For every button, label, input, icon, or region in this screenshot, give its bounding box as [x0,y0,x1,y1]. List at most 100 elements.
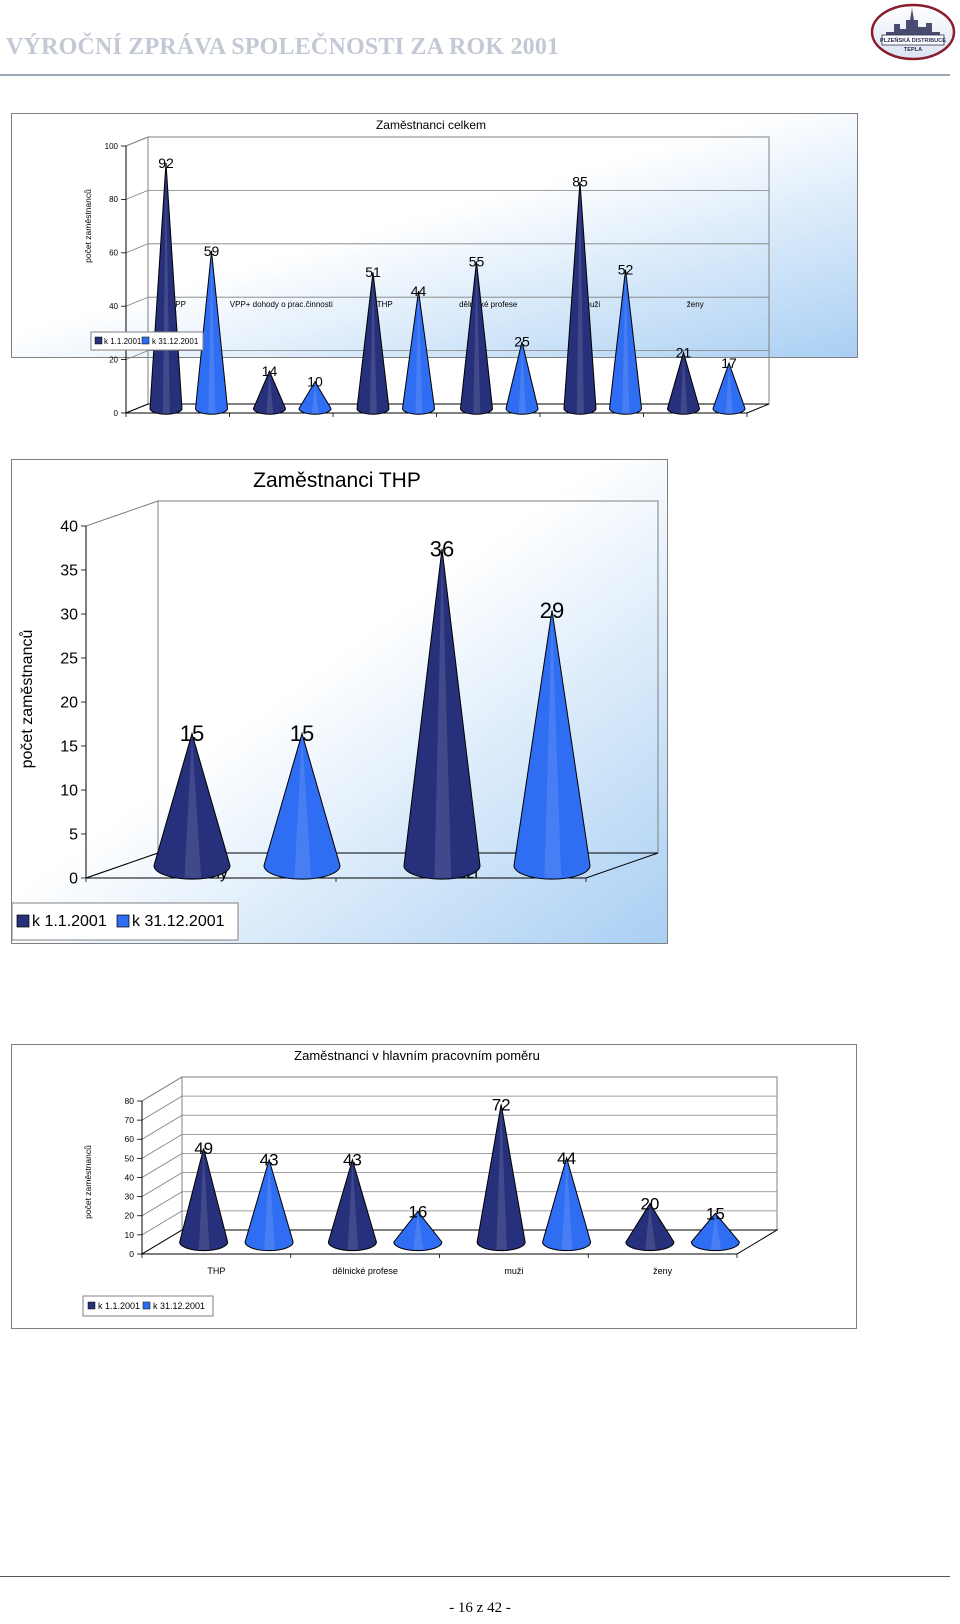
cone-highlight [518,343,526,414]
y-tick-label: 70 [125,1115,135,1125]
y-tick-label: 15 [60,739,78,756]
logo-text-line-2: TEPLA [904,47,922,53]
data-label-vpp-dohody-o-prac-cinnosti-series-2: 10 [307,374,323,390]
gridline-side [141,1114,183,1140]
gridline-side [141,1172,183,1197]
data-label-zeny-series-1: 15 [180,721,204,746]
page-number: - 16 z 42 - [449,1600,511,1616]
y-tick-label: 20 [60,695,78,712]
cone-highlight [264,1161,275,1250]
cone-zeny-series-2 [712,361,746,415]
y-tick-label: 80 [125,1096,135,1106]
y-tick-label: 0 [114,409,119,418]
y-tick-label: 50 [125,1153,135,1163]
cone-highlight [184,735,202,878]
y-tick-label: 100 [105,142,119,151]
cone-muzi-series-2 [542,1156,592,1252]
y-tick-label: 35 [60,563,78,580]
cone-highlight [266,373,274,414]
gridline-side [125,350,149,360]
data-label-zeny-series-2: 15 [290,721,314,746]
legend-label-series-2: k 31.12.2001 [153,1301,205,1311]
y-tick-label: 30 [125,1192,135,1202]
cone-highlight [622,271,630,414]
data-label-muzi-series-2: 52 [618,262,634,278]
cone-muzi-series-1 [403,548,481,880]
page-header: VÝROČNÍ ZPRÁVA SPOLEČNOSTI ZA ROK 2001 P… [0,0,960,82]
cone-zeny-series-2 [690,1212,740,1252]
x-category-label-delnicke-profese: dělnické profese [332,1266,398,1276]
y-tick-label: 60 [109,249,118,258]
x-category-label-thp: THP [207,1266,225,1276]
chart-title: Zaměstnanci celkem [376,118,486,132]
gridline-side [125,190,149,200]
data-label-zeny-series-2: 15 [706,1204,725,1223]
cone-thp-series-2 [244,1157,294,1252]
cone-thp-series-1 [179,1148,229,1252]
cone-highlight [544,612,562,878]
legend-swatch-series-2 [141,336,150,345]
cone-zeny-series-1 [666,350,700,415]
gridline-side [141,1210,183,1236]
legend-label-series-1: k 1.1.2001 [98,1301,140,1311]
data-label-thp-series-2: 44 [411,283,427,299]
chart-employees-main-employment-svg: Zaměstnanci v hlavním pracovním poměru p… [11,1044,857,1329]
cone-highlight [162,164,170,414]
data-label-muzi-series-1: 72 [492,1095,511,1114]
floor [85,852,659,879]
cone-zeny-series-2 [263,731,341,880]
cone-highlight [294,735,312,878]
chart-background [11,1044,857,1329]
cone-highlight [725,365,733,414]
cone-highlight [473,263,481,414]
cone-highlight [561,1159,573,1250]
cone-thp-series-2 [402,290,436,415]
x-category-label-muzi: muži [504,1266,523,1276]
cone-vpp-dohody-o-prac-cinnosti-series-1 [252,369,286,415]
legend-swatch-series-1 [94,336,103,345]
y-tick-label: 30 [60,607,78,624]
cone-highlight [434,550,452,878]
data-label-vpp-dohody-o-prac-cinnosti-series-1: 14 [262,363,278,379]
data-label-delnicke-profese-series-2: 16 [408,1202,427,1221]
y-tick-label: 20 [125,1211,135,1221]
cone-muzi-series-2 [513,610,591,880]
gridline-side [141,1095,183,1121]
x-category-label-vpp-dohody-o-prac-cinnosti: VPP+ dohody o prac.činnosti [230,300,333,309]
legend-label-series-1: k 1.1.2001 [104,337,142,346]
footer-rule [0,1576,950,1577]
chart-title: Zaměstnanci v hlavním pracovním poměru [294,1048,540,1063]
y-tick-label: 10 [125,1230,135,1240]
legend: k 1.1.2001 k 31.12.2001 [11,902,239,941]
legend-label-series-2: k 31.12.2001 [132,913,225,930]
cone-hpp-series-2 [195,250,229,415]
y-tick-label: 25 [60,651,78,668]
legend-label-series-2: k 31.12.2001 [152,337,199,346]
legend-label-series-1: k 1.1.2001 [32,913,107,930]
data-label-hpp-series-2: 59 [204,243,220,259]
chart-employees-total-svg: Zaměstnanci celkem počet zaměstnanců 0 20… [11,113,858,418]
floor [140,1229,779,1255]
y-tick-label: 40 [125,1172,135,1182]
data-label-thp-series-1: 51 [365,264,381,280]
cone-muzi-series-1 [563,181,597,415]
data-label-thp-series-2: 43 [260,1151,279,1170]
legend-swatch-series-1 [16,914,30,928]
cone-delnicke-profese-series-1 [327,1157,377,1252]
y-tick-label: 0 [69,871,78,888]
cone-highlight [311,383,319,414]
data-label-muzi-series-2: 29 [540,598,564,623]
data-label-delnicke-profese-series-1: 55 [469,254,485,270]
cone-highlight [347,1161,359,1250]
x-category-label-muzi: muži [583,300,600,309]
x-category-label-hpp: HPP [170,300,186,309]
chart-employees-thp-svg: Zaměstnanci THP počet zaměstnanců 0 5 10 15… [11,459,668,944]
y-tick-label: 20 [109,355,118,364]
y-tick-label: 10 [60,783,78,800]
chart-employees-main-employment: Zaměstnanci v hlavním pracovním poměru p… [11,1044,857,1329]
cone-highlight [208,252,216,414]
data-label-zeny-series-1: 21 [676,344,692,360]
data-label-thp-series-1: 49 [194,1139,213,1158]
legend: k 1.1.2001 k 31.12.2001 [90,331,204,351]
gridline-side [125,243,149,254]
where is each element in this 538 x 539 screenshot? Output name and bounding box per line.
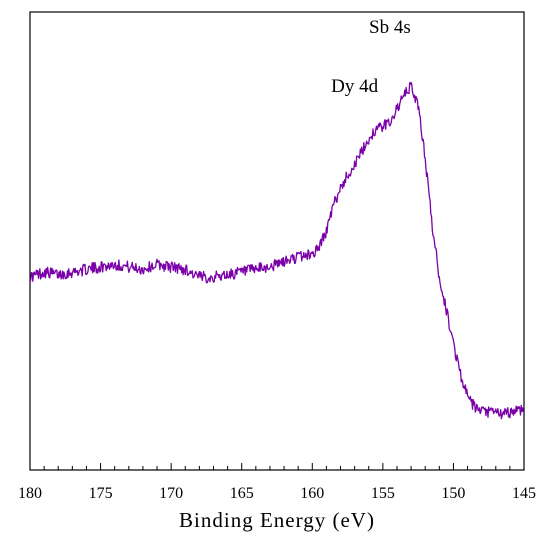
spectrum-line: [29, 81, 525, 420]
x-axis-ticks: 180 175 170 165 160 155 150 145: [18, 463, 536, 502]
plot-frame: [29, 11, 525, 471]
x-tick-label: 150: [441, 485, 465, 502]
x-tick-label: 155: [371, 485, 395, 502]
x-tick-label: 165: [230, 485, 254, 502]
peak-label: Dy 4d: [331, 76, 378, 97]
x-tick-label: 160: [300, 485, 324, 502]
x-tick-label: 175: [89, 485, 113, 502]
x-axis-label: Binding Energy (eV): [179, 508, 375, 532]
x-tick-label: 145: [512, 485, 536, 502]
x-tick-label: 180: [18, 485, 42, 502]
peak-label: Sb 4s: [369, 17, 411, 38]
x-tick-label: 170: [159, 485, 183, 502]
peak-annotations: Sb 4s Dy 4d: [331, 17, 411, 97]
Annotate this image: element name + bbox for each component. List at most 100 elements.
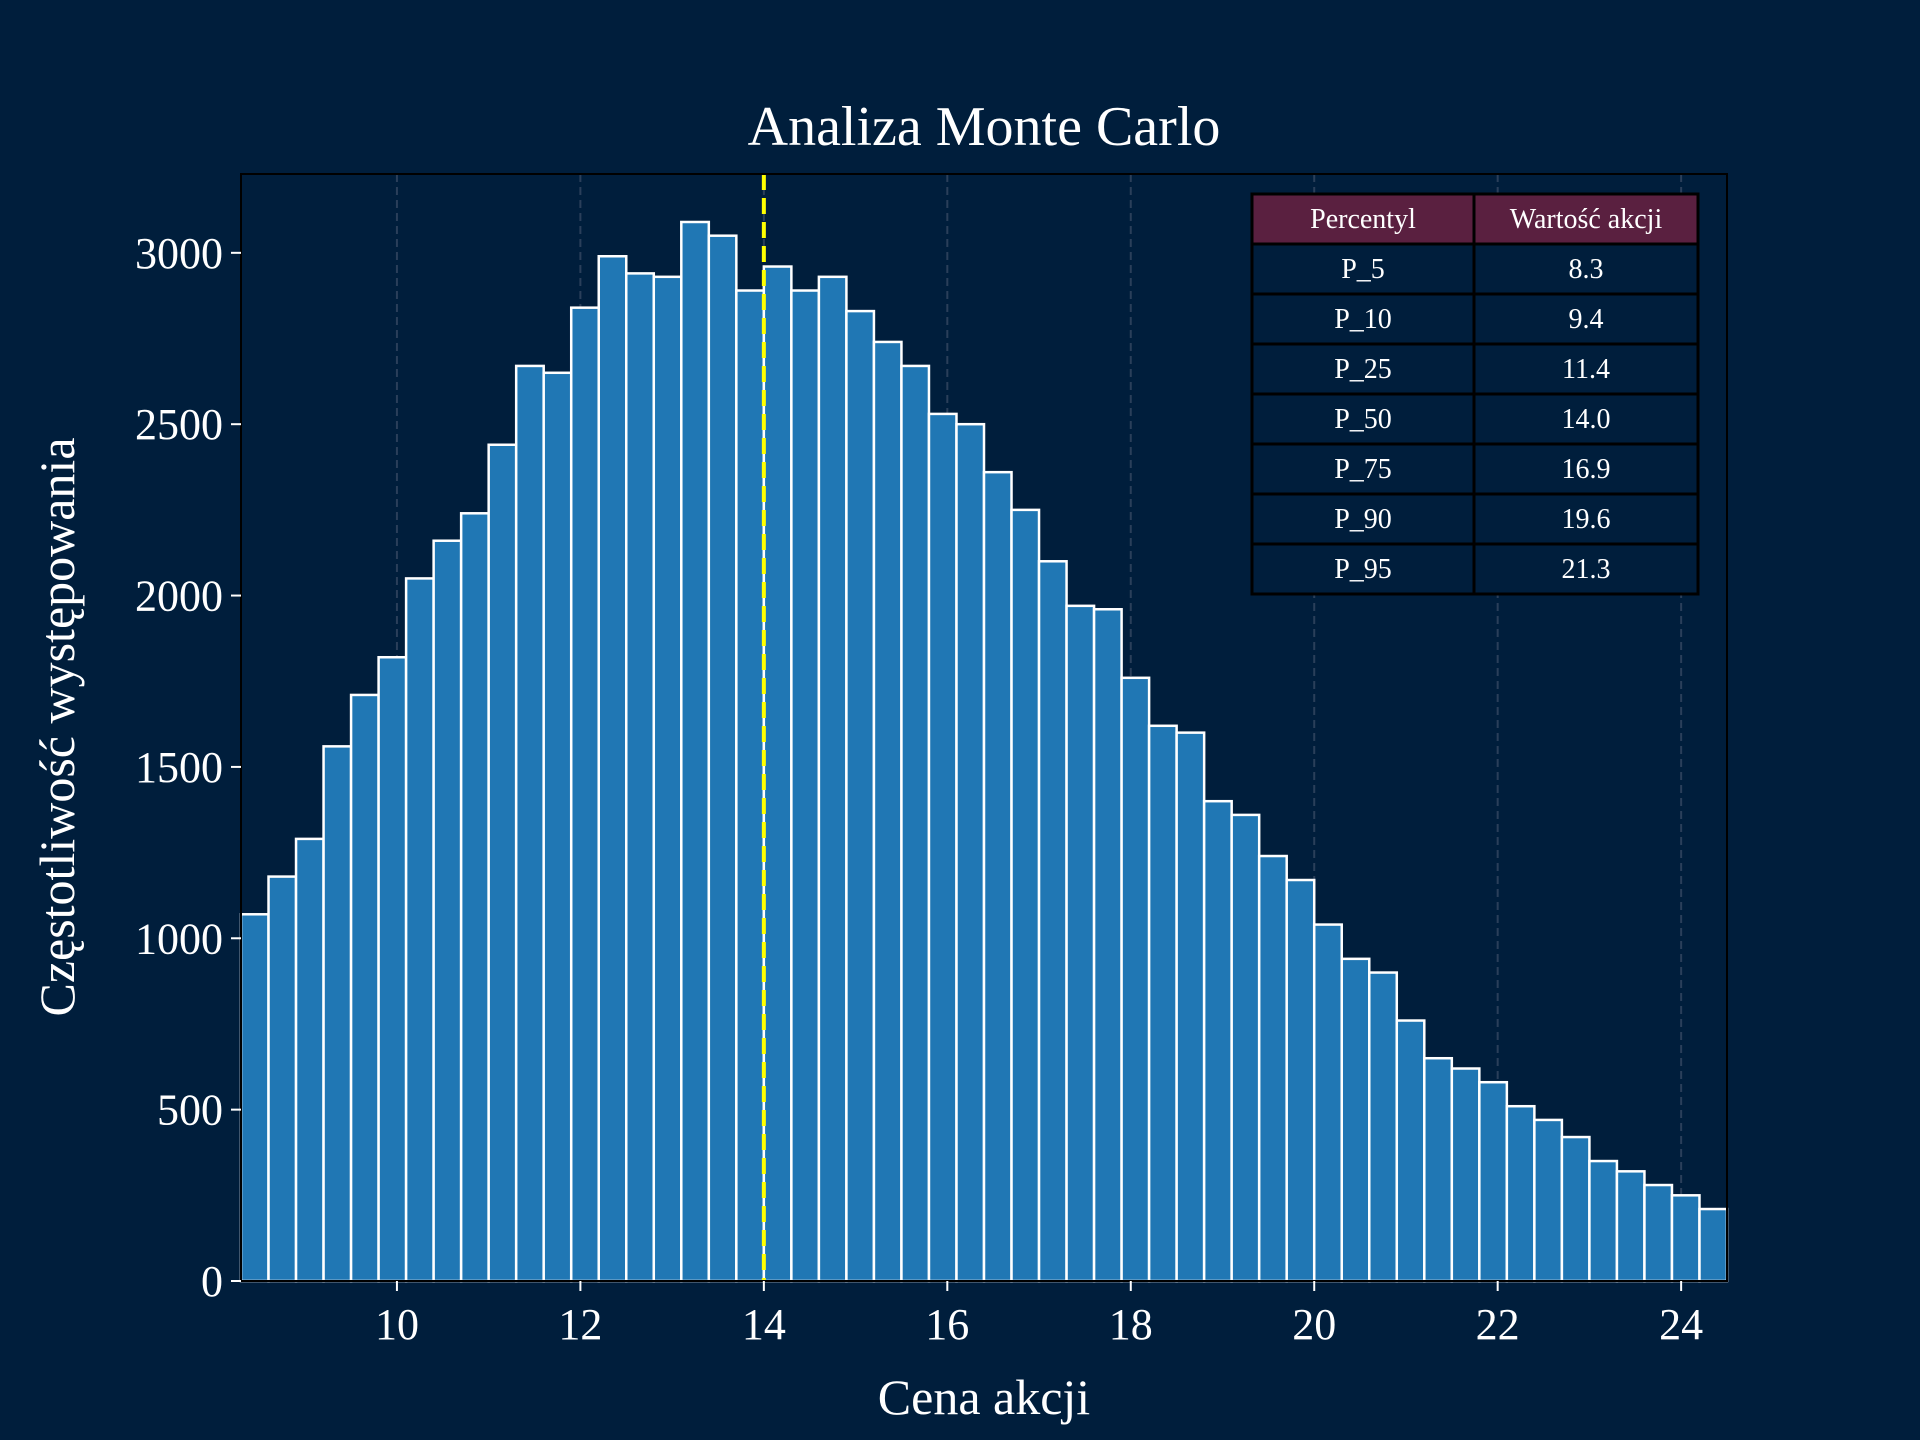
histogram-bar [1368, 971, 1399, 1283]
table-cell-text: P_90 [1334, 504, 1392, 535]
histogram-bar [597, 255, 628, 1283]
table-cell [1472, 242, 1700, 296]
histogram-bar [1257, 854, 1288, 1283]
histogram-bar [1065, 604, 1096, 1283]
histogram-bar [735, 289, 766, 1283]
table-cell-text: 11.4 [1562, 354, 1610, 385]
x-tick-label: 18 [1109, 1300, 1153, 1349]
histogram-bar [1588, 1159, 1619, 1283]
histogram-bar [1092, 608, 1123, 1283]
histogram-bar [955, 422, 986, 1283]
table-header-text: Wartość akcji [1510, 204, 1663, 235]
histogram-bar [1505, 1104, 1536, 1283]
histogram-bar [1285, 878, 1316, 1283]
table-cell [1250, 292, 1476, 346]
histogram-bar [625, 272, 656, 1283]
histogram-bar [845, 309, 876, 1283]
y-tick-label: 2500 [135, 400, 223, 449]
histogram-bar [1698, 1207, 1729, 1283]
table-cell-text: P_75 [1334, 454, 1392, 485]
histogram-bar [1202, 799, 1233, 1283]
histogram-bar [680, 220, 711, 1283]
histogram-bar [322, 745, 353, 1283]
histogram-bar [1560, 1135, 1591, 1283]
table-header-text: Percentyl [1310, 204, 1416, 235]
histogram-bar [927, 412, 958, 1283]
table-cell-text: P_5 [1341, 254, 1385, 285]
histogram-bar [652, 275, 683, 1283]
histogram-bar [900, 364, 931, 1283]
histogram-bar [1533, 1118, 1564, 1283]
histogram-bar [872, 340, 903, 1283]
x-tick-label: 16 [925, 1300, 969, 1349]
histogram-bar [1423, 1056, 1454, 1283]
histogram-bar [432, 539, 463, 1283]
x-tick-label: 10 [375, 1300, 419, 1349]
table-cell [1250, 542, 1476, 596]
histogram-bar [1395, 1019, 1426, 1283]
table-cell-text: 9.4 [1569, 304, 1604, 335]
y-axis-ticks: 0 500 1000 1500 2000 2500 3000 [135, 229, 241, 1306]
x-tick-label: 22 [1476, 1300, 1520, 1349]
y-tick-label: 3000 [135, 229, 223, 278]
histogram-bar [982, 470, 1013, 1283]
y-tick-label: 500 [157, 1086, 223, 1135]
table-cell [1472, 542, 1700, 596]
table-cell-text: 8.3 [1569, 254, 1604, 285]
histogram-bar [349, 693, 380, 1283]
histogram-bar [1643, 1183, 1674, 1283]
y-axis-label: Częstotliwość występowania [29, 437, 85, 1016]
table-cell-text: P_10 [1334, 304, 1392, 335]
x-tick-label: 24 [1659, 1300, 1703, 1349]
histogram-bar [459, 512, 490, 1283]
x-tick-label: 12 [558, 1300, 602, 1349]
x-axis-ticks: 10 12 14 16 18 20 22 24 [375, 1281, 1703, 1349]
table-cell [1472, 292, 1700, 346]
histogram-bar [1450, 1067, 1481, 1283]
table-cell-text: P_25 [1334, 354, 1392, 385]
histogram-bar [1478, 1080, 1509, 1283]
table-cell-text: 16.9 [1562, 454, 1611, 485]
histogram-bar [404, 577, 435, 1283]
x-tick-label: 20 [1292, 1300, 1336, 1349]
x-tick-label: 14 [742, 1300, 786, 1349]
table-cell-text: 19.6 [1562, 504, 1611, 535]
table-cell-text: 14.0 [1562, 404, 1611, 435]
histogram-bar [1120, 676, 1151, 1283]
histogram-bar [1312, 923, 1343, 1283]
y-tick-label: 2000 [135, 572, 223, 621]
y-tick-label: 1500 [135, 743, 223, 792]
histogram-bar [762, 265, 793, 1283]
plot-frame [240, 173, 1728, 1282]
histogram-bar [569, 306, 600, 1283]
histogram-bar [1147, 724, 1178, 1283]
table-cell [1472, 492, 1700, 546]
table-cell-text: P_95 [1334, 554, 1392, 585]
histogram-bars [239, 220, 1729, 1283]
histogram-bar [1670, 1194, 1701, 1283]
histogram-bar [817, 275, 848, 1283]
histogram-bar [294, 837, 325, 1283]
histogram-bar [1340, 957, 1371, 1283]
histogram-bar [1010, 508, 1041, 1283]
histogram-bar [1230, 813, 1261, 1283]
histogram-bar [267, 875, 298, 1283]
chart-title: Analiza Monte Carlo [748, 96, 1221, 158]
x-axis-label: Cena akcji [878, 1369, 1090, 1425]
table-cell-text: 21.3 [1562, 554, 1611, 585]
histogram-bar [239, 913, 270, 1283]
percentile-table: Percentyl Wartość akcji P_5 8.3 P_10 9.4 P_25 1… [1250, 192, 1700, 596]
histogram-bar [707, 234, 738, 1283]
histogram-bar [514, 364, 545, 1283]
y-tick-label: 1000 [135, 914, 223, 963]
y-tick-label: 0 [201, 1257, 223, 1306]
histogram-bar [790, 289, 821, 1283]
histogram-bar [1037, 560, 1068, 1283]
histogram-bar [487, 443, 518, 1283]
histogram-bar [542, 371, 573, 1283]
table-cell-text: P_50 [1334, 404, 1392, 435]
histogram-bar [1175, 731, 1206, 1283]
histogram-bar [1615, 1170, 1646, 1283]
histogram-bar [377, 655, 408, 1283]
= = = = =
*Work to be completed*
Copy out the lines from the one with "cone-highlight [518,343,526,414]" up to and including the one with "y-tick-label: 60 [109,249,118,258]", leaving each line unchanged.

*Problem solution*
cone-highlight [518,343,526,414]
y-tick-label: 70 [125,1115,135,1125]
y-tick-label: 15 [60,739,78,756]
logo-text-line-2: TEPLA [904,47,922,53]
data-label-vpp-dohody-o-prac-cinnosti-series-2: 10 [307,374,323,390]
gridline-side [141,1114,183,1140]
gridline-side [141,1172,183,1197]
data-label-zeny-series-1: 15 [180,721,204,746]
page-number: - 16 z 42 - [449,1600,511,1616]
y-tick-label: 20 [60,695,78,712]
cone-highlight [264,1161,275,1250]
cone-zeny-series-2 [712,361,746,415]
y-tick-label: 80 [125,1096,135,1106]
y-tick-label: 0 [114,409,119,418]
y-tick-label: 50 [125,1153,135,1163]
cone-highlight [184,735,202,878]
y-tick-label: 100 [105,142,119,151]
cone-muzi-series-2 [542,1156,592,1252]
y-tick-label: 35 [60,563,78,580]
cone-highlight [266,373,274,414]
gridline-side [125,350,149,360]
data-label-zeny-series-2: 15 [290,721,314,746]
legend-label-series-2: k 31.12.2001 [153,1301,205,1311]
y-tick-label: 30 [125,1192,135,1202]
cone-highlight [622,271,630,414]
data-label-muzi-series-2: 52 [618,262,634,278]
cone-muzi-series-1 [403,548,481,880]
page-header: VÝROČNÍ ZPRÁVA SPOLEČNOSTI ZA ROK 2001 P… [0,0,960,82]
cone-zeny-series-2 [690,1212,740,1252]
x-category-label-delnicke-profese: dělnické profese [332,1266,398,1276]
y-tick-label: 60 [109,249,118,258]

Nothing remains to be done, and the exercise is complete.